== Given records

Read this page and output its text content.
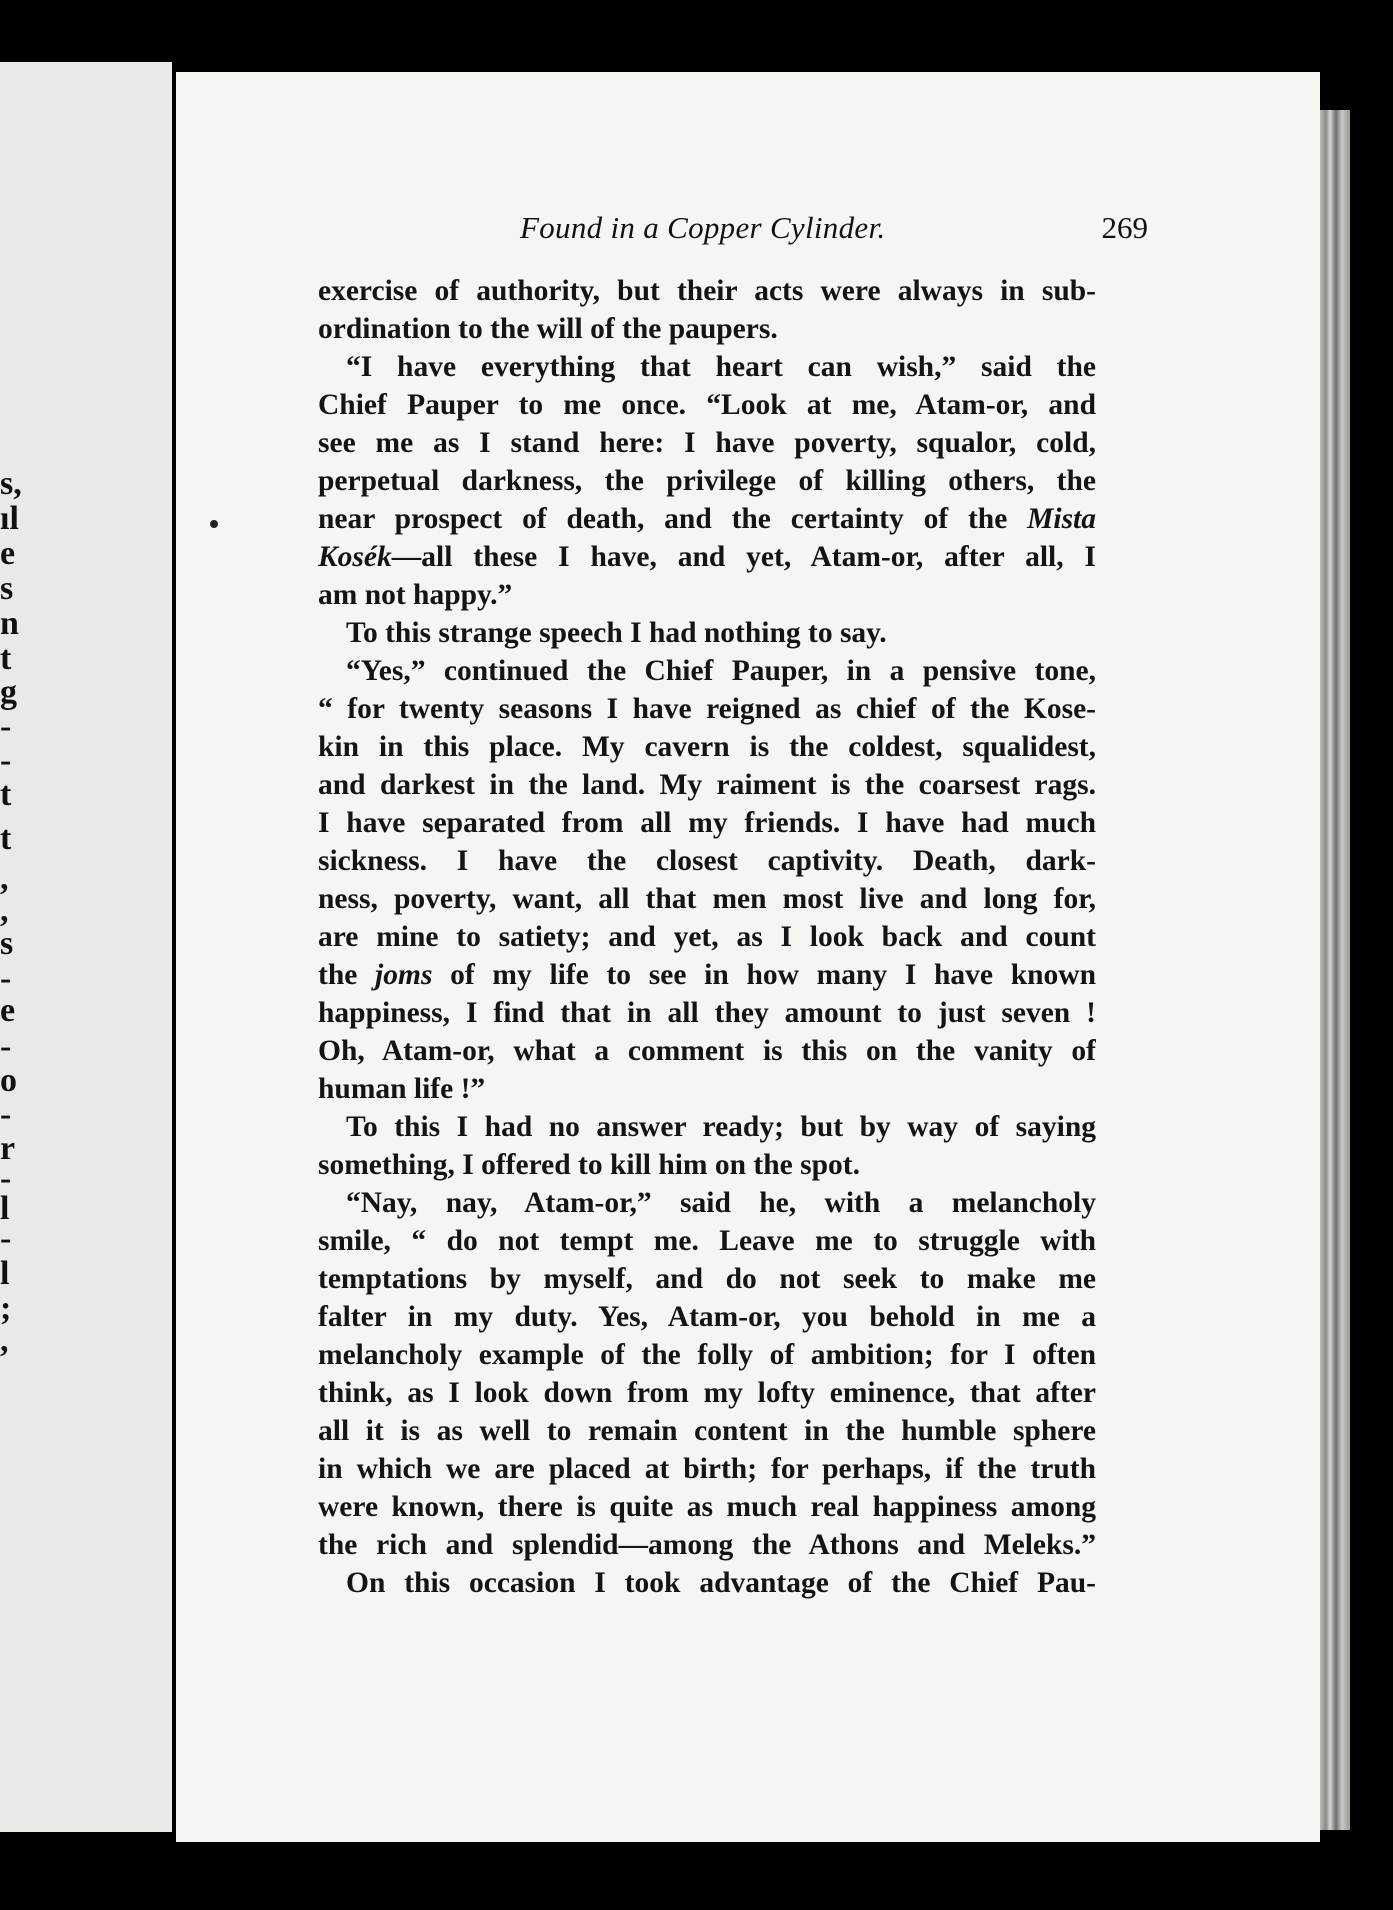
s,
ıl
e
s
n
t
g
-
-
t
t
,
,
s
-
e
-
o
-
r
-
l
-
l
;
,
Found in a Copper Cylinder.	269
exercise of authority, but their acts were always in sub-
ordination to the will of the paupers.
“I have everything that heart can wish,” said the
Chief Pauper to me once. “Look at me, Atam-or, and
see me as I stand here: I have poverty, squalor, cold,
perpetual darkness, the privilege of killing others, the
near prospect of death, and the certainty of the Mista
Kosék—all these I have, and yet, Atam-or, after all, I
am not happy.”
To this strange speech I had nothing to say.
“Yes,” continued the Chief Pauper, in a pensive tone,
“ for twenty seasons I have reigned as chief of the Kose-
kin in this place. My cavern is the coldest, squalidest,
and darkest in the land. My raiment is the coarsest rags.
I have separated from all my friends. I have had much
sickness. I have the closest captivity. Death, dark-
ness, poverty, want, all that men most live and long for,
are mine to satiety; and yet, as I look back and count
the joms of my life to see in how many I have known
happiness, I find that in all they amount to just seven !
Oh, Atam-or, what a comment is this on the vanity of
human life !”
To this I had no answer ready; but by way of saying
something, I offered to kill him on the spot.
“Nay, nay, Atam-or,” said he, with a melancholy
smile, “ do not tempt me. Leave me to struggle with
temptations by myself, and do not seek to make me
falter in my duty. Yes, Atam-or, you behold in me a
melancholy example of the folly of ambition; for I often
think, as I look down from my lofty eminence, that after
all it is as well to remain content in the humble sphere
in which we are placed at birth; for perhaps, if the truth
were known, there is quite as much real happiness among
the rich and splendid—among the Athons and Meleks.”
On this occasion I took advantage of the Chief Pau-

====

• _Instructions to follow_
Copy the records above exactly, omitting every picture.

• _Response to the exercise_
Read this page and output its text content.
s,
ıl
e
s
n
t
g
-
-
t
t
,
,
s
-
e
-
o
-
r
-
l
-
l
;
,
Found in a Copper Cylinder.	269
exercise of authority, but their acts were always in sub-
ordination to the will of the paupers.
“I have everything that heart can wish,” said the
Chief Pauper to me once. “Look at me, Atam-or, and
see me as I stand here: I have poverty, squalor, cold,
perpetual darkness, the privilege of killing others, the
near prospect of death, and the certainty of the Mista
Kosék—all these I have, and yet, Atam-or, after all, I
am not happy.”
To this strange speech I had nothing to say.
“Yes,” continued the Chief Pauper, in a pensive tone,
“ for twenty seasons I have reigned as chief of the Kose-
kin in this place. My cavern is the coldest, squalidest,
and darkest in the land. My raiment is the coarsest rags.
I have separated from all my friends. I have had much
sickness. I have the closest captivity. Death, dark-
ness, poverty, want, all that men most live and long for,
are mine to satiety; and yet, as I look back and count
the joms of my life to see in how many I have known
happiness, I find that in all they amount to just seven !
Oh, Atam-or, what a comment is this on the vanity of
human life !”
To this I had no answer ready; but by way of saying
something, I offered to kill him on the spot.
“Nay, nay, Atam-or,” said he, with a melancholy
smile, “ do not tempt me. Leave me to struggle with
temptations by myself, and do not seek to make me
falter in my duty. Yes, Atam-or, you behold in me a
melancholy example of the folly of ambition; for I often
think, as I look down from my lofty eminence, that after
all it is as well to remain content in the humble sphere
in which we are placed at birth; for perhaps, if the truth
were known, there is quite as much real happiness among
the rich and splendid—among the Athons and Meleks.”
On this occasion I took advantage of the Chief Pau-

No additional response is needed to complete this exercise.